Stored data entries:
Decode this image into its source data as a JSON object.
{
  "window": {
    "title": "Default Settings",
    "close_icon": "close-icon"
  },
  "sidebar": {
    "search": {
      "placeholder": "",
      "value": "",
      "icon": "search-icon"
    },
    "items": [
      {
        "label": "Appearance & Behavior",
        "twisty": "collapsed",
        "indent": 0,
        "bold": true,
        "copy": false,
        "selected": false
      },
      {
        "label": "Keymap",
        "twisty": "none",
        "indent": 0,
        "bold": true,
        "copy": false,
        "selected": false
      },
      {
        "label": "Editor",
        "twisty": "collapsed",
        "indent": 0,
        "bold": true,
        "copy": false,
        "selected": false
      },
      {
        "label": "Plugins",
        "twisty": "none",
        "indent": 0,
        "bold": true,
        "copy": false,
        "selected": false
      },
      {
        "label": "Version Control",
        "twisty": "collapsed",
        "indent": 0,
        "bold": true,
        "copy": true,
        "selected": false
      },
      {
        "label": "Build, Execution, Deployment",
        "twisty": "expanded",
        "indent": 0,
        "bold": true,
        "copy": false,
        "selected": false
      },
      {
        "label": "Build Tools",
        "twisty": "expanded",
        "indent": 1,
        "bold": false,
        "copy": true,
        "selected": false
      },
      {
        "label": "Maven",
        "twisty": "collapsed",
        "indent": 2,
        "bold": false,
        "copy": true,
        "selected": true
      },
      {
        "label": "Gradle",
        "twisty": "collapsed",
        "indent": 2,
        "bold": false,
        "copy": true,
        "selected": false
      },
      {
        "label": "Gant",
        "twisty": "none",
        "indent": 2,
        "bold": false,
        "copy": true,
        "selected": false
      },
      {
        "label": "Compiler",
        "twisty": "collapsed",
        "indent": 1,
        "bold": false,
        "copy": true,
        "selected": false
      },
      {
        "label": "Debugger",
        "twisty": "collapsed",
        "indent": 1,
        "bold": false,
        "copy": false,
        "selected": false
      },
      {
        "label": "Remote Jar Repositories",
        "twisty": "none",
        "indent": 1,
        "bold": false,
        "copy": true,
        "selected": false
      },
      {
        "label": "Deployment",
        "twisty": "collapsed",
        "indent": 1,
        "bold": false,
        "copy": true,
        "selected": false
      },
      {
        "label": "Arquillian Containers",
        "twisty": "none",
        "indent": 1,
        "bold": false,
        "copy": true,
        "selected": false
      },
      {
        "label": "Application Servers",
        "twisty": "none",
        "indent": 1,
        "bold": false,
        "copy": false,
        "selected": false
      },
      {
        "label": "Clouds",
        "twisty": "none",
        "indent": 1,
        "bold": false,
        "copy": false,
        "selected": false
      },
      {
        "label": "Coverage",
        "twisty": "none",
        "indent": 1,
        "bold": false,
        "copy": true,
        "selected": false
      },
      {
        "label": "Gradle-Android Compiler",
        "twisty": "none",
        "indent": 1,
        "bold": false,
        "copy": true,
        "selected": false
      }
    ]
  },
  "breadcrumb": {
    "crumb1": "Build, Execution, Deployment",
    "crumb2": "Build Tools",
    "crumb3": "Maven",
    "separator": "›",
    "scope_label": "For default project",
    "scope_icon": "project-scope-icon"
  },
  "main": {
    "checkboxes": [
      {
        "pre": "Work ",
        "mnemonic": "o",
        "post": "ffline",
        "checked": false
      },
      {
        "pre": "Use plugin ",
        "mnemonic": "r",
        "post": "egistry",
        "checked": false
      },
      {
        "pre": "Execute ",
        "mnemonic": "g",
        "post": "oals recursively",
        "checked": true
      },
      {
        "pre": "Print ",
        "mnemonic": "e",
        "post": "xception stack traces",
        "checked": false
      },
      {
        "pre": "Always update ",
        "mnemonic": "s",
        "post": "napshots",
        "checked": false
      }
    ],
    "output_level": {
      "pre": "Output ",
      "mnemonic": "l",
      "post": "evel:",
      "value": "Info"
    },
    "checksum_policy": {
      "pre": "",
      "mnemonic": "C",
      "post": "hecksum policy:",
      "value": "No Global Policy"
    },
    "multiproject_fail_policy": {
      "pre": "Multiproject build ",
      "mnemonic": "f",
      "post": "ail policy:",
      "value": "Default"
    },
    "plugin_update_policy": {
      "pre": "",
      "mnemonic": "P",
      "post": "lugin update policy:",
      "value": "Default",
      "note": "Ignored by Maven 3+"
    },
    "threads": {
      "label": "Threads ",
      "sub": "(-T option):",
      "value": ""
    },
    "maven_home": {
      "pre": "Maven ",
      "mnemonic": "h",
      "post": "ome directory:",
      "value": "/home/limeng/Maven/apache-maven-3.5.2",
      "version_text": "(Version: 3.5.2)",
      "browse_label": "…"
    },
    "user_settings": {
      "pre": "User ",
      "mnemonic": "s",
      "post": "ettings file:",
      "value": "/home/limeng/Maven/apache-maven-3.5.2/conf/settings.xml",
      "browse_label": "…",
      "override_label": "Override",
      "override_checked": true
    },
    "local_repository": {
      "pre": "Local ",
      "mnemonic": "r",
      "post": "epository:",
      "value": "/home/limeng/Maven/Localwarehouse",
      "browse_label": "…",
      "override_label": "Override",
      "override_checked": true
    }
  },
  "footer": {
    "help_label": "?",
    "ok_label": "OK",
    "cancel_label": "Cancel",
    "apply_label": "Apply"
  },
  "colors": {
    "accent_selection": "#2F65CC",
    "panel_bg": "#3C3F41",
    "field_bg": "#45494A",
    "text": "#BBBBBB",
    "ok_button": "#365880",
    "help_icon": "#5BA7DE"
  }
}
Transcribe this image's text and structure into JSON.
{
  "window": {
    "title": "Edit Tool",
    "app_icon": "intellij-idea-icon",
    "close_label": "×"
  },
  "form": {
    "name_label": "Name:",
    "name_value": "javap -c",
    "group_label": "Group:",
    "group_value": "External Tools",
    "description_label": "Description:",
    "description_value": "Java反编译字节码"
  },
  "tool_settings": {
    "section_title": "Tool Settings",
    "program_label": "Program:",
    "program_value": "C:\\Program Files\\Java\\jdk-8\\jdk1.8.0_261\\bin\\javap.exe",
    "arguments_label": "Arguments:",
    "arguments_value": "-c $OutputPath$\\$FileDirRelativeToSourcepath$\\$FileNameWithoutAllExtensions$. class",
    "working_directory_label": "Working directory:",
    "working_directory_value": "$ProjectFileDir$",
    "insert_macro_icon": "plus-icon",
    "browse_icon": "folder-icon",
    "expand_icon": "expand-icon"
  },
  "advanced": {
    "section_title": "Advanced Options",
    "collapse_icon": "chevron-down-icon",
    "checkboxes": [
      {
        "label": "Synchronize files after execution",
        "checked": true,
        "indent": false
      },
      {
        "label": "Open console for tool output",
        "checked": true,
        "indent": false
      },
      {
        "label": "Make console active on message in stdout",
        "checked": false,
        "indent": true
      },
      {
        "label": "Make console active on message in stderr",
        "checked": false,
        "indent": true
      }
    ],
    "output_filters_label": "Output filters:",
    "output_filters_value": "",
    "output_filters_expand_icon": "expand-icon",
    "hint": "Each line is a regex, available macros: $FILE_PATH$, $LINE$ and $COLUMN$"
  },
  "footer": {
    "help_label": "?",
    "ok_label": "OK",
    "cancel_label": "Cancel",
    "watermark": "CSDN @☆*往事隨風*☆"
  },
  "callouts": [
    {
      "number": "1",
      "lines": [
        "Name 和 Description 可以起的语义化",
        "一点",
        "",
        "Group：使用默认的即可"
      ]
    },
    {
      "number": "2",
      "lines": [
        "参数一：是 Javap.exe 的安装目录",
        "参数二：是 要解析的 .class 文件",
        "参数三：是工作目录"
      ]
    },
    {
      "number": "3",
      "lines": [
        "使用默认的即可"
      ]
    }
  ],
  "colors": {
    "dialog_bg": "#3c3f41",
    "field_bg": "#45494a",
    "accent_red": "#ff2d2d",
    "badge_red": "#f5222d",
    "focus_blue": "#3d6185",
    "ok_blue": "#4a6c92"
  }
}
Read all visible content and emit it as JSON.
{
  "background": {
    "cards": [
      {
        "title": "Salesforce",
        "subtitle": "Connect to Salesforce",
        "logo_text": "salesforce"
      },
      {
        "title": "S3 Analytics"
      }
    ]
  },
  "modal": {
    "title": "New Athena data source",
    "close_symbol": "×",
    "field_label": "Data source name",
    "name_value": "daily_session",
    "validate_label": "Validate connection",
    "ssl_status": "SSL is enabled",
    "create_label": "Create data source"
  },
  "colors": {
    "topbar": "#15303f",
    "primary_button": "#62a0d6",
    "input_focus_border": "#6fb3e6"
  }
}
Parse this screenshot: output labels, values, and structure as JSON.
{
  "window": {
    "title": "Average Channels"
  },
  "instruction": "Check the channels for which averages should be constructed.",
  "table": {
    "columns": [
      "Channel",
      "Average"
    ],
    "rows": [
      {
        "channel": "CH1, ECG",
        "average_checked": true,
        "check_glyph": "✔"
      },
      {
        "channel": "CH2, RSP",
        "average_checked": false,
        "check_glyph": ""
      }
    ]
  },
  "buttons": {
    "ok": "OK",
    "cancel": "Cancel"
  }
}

(Exercise brief)
Only the lines from the one containing "Parse this screenshot: output" to the end of the data should be printed, exactly as they stand.

(Solution below)
Parse this screenshot: output labels, values, and structure as JSON.
{
  "window": {
    "title": "Average Channels"
  },
  "instruction": "Check the channels for which averages should be constructed.",
  "table": {
    "columns": [
      "Channel",
      "Average"
    ],
    "rows": [
      {
        "channel": "CH1, ECG",
        "average_checked": true,
        "check_glyph": "✔"
      },
      {
        "channel": "CH2, RSP",
        "average_checked": false,
        "check_glyph": ""
      }
    ]
  },
  "buttons": {
    "ok": "OK",
    "cancel": "Cancel"
  }
}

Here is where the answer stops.